The Beat is (Back) On! Labor Reporting Reemerges
Join the NFG Working Group on Labor and Community Partnerships for a discussion about labor journalism today. Cosponsored by the Sustainable Agriculture and Food Systems Funders and the Ms. Foundation for Women.
NFG Teleconference Series Call
May 03 1:30 pm - 3:00 pm
Most major news outlets have a blind spot when it comes to labor and the working people. Once upon a time, it was common for newspapers to cover strikes and workplace issues. Now, only two major print dailies have a dedicated labor beat, and no TV network has a labor reporter at all.
But is a new day dawning for the labor beat? Investigative reporters are emerging with exciting, multi-media, sometimes multi-platform projects to expose employer abuses, government ineffectiveness, and workers’ struggles for basic rights on the job.
Join us as we hear from national reporters about their award-winning work and the exciting new investigations they have in store.
This webinar is free and open only to funders, philanthropic advisors, and foundation communications officers.

Exercise requirements >> Continue the event notice about labor reporting, starting right after its last sentence.

Recorded data >>
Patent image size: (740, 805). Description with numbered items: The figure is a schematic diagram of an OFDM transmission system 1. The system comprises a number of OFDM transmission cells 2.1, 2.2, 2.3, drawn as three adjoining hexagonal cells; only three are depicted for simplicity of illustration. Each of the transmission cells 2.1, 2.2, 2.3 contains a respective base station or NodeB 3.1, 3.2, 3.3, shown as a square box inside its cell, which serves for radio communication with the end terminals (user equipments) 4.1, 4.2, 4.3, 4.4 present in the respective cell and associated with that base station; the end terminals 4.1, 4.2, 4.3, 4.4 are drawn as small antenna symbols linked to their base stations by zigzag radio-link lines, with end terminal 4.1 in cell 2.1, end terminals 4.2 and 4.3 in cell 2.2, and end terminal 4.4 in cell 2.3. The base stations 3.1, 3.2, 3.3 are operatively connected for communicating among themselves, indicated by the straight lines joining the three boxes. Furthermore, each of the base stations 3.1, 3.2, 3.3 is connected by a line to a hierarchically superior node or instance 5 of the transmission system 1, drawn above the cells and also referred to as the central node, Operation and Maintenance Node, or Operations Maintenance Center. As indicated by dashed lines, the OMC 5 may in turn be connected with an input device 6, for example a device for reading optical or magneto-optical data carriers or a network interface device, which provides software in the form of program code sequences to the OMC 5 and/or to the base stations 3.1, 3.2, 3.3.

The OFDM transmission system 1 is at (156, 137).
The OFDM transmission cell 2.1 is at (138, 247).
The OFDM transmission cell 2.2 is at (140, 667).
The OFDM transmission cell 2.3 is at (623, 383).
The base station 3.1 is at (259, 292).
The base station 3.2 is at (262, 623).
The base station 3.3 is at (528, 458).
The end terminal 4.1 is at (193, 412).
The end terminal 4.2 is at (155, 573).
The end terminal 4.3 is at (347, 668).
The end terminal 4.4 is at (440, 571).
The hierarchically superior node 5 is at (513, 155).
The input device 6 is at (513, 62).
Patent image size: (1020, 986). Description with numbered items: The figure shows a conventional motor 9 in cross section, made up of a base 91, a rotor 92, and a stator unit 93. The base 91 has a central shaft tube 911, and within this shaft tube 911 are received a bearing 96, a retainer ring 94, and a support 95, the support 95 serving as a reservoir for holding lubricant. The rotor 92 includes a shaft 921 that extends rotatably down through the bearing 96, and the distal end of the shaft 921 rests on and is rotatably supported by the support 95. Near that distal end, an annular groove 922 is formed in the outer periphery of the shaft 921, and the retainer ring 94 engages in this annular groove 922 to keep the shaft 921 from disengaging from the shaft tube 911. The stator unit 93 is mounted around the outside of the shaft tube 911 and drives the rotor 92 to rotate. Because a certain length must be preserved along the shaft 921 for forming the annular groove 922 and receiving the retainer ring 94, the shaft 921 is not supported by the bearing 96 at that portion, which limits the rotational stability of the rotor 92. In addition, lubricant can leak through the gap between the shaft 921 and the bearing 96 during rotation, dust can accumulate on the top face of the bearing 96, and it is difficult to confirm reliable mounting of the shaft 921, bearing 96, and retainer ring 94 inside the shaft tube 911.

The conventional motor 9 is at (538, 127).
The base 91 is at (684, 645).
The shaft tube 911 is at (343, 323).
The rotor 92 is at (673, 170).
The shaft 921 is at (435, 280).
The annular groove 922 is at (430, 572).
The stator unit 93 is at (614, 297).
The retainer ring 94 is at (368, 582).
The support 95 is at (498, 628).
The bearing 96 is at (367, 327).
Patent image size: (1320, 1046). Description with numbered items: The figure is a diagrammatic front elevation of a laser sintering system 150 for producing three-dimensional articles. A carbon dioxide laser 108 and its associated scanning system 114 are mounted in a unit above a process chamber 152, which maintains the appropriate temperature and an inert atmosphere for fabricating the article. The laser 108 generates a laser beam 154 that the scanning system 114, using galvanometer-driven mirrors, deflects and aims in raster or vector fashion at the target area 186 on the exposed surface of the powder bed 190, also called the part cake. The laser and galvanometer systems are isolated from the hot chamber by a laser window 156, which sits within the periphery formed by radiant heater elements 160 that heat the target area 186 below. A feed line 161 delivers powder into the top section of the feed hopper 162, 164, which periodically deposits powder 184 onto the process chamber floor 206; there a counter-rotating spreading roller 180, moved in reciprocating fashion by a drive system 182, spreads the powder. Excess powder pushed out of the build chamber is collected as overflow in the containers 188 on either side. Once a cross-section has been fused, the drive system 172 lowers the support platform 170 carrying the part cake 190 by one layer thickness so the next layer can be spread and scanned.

Exercise response >>
Ian Urbina, The New York Times
Jim Morris and Chris Hamby, Center for Public Integrity,
Tracie McMillan, Freelance Reporter and Author, The American Way of Eating (Scribner),
- ""Common As Dirt,"" The American Prospect
About our speakers:
Michelle Chen is an editor at CultureStrike and a contributing editor at In These Times, where she writes for its labor blog Working In These Times. She is also a co-producer of Asia Pacific Forum on Pacifica's WBAI and a history doctoral student at the City University of New York. Her writing on economic and labor issues, gender, immigration and social movements has appeared on Alternet, American Prospect, Colorlines.com, Jacobin, Ms., and The Nation, Newsday, The Progressive, Salon, and her old zine, cain. Previously she co-managed the PeoplesNetworks media collective and has conducted ethnographic research in China and media workshops in Palestine.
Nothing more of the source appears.